### WORK REQUIRED
Filter the entries, keeping every line with the word "from".

------------

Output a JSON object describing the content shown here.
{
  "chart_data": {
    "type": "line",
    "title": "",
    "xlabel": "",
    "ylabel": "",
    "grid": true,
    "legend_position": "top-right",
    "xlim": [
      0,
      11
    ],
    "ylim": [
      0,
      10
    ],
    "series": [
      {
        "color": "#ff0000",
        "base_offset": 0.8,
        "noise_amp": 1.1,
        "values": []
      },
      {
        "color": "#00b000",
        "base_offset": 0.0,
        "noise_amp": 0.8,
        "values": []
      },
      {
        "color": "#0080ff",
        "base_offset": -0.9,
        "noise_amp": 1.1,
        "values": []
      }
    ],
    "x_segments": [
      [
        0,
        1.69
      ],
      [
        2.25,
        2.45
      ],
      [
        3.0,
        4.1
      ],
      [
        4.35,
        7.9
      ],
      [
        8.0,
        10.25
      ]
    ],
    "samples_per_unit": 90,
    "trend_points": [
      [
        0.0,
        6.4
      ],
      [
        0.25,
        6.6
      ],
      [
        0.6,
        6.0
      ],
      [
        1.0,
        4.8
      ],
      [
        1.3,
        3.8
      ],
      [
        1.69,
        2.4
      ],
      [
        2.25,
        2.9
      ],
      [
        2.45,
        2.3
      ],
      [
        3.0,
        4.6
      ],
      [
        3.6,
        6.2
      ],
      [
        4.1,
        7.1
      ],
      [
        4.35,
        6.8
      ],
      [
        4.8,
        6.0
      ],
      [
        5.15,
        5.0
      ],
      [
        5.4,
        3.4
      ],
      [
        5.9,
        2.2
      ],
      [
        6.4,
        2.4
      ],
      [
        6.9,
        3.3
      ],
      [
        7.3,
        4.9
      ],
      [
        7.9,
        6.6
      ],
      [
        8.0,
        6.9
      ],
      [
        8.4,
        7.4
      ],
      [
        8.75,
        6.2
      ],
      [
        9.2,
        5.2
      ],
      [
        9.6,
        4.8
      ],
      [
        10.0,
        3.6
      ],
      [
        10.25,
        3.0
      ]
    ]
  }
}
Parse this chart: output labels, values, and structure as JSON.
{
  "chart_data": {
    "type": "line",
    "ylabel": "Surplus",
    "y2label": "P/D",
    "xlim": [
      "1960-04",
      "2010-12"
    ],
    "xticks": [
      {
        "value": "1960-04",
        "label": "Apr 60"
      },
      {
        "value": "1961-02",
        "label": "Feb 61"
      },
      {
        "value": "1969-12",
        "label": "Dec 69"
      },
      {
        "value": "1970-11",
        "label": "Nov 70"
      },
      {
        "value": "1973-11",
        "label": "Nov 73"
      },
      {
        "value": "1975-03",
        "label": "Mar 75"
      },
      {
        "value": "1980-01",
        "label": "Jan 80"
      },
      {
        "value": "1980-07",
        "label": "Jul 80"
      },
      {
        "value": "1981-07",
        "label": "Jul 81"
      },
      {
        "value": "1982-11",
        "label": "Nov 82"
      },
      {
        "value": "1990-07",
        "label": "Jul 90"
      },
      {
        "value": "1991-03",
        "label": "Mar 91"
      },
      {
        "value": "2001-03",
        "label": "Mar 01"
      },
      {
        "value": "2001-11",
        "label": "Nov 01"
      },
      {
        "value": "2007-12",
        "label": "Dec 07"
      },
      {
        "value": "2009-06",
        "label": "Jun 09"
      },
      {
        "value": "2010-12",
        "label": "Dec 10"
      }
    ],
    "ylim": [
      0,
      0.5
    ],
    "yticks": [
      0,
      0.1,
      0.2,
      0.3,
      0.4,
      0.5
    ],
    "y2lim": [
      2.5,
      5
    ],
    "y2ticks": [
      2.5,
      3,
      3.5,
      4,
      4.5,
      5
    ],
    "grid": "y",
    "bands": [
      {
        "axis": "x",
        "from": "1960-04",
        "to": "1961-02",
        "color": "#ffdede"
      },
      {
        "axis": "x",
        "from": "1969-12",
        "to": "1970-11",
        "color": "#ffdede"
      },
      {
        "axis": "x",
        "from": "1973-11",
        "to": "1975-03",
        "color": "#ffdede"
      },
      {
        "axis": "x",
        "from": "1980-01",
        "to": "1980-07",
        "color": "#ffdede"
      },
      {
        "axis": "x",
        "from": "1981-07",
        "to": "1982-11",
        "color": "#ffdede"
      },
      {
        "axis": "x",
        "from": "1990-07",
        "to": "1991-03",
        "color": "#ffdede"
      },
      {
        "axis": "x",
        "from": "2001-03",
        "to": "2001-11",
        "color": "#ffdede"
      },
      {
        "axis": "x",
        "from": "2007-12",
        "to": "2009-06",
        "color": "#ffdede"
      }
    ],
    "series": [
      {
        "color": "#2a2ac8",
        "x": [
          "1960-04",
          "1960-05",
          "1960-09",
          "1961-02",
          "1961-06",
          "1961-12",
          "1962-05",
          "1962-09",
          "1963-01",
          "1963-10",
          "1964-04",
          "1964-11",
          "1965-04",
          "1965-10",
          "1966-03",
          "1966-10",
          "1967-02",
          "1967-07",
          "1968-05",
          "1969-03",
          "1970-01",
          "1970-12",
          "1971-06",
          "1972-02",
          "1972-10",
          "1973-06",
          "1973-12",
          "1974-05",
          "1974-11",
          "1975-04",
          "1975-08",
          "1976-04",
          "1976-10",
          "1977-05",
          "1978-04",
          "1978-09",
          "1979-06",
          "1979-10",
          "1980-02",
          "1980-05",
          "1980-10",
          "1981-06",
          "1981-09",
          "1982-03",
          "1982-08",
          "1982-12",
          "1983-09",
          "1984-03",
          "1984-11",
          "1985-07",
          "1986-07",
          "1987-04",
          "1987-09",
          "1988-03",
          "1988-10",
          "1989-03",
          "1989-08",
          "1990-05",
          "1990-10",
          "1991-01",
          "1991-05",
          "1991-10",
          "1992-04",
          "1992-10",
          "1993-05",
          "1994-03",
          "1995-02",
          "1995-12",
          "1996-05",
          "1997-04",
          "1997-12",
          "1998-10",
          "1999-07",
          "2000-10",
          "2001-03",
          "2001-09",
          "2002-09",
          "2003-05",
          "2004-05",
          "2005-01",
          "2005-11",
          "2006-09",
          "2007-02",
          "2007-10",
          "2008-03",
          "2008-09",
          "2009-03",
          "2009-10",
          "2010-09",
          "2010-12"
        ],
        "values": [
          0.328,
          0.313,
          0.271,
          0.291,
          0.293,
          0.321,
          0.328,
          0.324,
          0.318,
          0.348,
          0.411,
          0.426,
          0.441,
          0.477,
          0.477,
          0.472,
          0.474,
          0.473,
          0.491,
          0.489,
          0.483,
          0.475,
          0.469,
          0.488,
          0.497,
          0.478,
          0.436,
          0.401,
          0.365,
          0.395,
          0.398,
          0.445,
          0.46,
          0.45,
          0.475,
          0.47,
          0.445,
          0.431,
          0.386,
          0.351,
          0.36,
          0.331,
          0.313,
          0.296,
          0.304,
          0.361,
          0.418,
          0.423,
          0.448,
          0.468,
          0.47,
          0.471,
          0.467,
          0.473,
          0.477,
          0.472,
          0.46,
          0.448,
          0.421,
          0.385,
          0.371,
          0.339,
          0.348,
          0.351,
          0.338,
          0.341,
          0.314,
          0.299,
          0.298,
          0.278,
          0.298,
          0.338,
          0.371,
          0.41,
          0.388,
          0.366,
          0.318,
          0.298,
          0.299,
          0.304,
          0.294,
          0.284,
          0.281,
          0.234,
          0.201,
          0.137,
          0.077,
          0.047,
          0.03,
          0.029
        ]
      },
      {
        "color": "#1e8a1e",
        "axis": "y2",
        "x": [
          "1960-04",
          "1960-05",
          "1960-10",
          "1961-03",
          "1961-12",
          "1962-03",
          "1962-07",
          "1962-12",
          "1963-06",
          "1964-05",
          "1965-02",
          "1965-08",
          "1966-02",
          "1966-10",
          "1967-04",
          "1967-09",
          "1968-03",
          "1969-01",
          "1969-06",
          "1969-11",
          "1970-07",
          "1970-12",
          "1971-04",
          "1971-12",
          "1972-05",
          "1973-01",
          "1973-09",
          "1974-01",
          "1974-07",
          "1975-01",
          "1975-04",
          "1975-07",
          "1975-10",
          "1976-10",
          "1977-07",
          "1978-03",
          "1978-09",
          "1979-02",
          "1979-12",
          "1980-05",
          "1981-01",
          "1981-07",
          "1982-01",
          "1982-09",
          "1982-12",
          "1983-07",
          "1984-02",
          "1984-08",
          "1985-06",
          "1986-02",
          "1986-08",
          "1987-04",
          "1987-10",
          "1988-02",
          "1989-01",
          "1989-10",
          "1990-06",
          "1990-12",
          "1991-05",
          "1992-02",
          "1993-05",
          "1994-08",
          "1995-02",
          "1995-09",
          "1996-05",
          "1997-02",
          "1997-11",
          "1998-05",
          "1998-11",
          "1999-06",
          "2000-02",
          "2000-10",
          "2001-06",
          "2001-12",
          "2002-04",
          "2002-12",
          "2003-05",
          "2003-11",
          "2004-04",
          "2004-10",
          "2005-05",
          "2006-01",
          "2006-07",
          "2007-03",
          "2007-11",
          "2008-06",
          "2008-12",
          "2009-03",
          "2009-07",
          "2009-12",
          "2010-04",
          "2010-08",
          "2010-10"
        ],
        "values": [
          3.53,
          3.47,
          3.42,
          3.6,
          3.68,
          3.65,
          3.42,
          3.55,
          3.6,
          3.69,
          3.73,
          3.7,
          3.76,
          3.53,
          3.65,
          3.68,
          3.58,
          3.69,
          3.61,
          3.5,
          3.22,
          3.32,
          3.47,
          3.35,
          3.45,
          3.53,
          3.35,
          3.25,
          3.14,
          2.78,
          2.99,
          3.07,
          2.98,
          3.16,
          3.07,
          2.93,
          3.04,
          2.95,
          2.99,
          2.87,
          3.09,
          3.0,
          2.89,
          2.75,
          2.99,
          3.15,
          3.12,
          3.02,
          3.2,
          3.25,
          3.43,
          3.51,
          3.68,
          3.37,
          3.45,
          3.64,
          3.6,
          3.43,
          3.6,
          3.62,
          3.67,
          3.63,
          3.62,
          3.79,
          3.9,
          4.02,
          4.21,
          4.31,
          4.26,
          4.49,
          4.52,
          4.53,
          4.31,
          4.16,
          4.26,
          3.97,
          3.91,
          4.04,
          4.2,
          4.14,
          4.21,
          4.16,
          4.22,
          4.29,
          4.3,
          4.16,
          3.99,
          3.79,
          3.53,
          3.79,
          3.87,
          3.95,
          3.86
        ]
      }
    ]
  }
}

------------

### REPLY
        "from": "1960-04",
        "from": "1969-12",
        "from": "1973-11",
        "from": "1980-01",
        "from": "1981-07",
        "from": "1990-07",
        "from": "2001-03",
        "from": "2007-12",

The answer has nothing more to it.